■ What is needed: Lift out each line of the data that holds "болезни".

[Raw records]
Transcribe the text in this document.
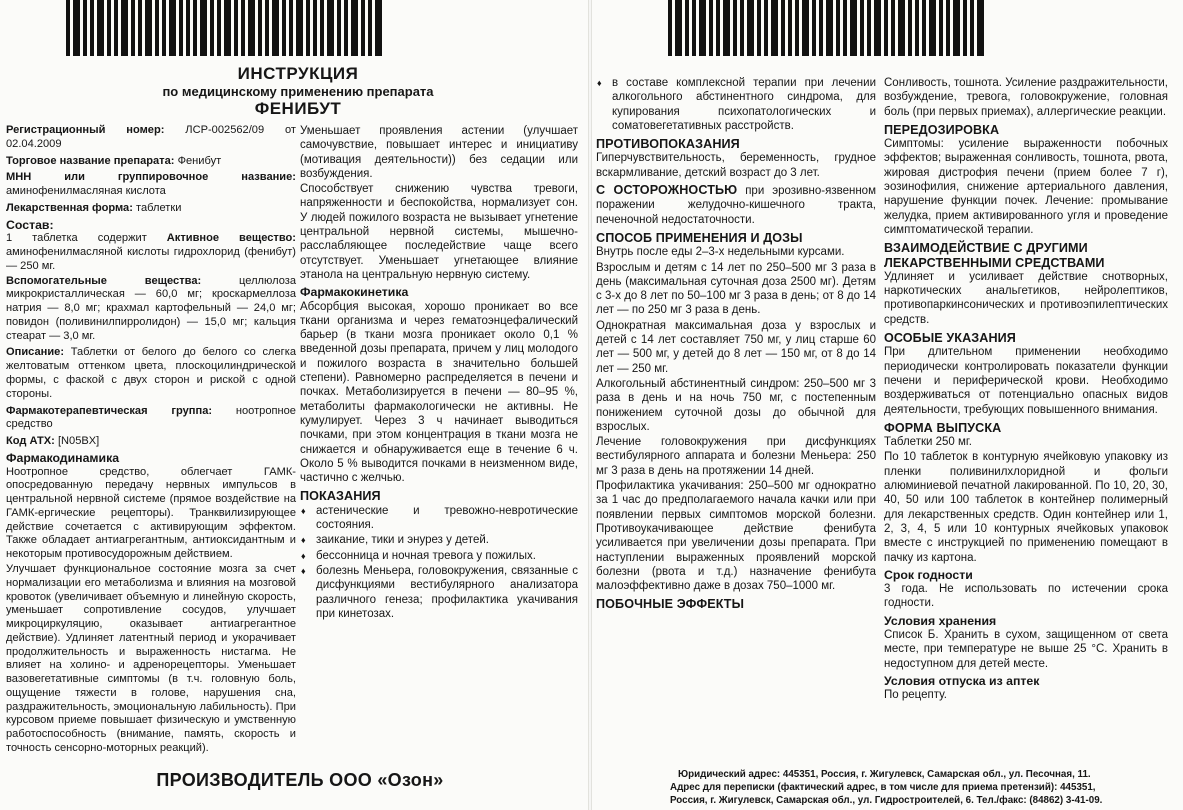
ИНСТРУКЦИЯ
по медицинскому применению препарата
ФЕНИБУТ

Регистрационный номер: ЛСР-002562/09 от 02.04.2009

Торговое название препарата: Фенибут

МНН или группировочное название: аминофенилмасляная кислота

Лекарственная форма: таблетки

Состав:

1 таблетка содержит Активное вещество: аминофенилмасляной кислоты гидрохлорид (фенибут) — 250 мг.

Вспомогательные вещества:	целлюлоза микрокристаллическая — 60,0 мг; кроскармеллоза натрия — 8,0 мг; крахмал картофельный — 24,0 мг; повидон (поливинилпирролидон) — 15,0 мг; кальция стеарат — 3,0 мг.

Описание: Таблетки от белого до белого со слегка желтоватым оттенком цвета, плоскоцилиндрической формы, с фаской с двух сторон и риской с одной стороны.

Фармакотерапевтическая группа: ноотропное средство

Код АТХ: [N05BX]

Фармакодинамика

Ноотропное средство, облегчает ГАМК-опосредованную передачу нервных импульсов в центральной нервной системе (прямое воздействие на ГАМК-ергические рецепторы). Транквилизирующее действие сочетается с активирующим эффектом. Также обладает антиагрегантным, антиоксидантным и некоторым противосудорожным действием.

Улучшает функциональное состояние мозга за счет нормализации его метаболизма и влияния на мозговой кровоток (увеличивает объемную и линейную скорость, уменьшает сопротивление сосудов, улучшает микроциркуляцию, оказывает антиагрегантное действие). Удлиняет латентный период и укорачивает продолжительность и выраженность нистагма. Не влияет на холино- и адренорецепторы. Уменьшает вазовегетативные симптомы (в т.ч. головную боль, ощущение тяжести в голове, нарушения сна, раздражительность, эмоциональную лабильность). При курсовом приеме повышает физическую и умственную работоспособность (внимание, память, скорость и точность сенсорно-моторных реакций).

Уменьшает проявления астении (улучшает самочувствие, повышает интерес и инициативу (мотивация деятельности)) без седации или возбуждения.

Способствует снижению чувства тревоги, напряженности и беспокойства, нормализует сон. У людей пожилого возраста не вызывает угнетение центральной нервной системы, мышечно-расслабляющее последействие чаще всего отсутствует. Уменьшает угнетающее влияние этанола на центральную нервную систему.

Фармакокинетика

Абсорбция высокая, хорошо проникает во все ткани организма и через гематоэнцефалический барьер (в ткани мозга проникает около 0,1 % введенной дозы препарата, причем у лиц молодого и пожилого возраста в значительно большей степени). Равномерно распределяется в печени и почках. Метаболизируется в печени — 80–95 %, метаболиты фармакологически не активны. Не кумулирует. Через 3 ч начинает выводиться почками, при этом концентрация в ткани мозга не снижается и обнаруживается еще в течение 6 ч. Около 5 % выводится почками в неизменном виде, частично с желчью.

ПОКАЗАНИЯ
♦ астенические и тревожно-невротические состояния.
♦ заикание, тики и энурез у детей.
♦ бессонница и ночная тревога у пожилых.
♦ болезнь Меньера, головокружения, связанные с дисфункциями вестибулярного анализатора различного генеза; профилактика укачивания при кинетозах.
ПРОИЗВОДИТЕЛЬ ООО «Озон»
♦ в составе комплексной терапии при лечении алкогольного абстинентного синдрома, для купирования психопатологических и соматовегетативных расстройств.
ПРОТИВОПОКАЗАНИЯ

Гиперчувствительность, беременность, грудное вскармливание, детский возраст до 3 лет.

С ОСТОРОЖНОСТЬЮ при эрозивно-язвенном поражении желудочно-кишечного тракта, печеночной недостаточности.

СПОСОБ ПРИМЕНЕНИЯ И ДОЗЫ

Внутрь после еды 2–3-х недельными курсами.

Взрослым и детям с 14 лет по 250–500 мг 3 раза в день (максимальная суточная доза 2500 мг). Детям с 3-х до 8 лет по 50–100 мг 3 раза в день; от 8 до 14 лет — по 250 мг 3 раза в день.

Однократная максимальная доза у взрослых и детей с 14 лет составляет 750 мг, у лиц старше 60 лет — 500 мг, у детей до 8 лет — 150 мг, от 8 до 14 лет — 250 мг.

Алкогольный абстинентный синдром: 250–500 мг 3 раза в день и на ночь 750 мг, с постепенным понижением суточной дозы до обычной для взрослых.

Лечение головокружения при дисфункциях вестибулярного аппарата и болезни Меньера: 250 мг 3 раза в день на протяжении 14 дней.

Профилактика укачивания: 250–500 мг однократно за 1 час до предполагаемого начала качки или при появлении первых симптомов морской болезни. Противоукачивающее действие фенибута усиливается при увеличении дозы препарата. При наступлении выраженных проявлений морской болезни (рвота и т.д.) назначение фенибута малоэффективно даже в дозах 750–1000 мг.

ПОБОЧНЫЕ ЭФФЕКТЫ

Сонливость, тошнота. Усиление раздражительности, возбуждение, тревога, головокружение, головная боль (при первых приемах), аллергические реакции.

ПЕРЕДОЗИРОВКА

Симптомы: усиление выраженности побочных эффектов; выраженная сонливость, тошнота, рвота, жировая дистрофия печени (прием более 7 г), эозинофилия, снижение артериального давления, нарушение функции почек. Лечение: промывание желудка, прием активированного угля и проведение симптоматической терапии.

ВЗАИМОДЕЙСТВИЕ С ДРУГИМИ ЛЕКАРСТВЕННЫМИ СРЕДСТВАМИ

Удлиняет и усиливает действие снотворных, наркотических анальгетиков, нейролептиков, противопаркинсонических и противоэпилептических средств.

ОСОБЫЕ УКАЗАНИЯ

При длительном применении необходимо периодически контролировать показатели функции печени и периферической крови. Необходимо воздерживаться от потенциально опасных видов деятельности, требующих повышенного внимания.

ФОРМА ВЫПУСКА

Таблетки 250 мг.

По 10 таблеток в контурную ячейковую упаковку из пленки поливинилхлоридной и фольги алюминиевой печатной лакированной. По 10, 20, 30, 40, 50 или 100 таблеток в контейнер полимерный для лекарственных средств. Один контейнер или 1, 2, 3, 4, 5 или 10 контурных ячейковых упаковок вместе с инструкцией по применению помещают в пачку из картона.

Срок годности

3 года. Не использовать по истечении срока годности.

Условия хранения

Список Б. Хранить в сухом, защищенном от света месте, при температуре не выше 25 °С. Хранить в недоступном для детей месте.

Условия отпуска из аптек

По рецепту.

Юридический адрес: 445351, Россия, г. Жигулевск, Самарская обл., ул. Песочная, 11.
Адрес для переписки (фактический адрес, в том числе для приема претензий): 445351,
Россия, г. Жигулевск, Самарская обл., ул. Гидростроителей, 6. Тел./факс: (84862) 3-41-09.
--
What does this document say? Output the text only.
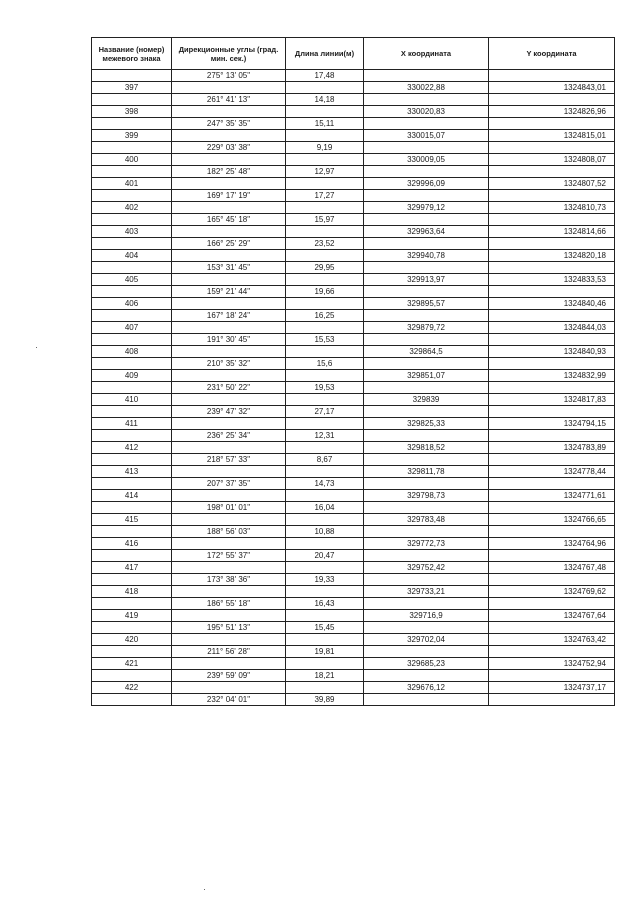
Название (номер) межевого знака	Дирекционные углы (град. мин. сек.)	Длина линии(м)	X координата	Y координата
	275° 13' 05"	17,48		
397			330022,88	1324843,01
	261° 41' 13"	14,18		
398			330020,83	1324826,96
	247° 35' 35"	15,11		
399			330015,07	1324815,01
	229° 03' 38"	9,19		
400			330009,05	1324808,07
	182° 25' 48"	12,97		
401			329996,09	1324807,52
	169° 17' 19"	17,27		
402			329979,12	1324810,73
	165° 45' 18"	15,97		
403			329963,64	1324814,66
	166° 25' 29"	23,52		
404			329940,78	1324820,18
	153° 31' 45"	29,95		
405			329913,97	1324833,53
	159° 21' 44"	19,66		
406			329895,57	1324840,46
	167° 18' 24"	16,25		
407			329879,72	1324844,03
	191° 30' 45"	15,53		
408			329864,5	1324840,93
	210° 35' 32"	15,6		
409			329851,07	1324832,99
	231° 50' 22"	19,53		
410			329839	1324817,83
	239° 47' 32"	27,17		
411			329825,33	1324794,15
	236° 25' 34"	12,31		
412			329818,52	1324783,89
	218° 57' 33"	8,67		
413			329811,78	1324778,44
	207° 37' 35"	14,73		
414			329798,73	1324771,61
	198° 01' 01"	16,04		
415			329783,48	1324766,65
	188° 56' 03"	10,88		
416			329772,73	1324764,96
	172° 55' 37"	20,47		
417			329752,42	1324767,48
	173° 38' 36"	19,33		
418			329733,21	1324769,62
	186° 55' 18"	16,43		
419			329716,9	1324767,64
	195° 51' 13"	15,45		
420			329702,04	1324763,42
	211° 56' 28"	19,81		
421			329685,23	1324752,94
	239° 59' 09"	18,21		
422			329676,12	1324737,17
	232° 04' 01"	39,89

■ Result:
Лечение головокружения при дисфункциях вестибулярного аппарата и болезни Меньера: 250 мг 3 раза в день на протяжении 14 дней.
Профилактика укачивания: 250–500 мг однократно за 1 час до предполагаемого начала качки или при появлении первых симптомов морской болезни. Противоукачивающее действие фенибута усиливается при увеличении дозы препарата. При наступлении выраженных проявлений морской болезни (рвота и т.д.) назначение фенибута малоэффективно даже в дозах 750–1000 мг.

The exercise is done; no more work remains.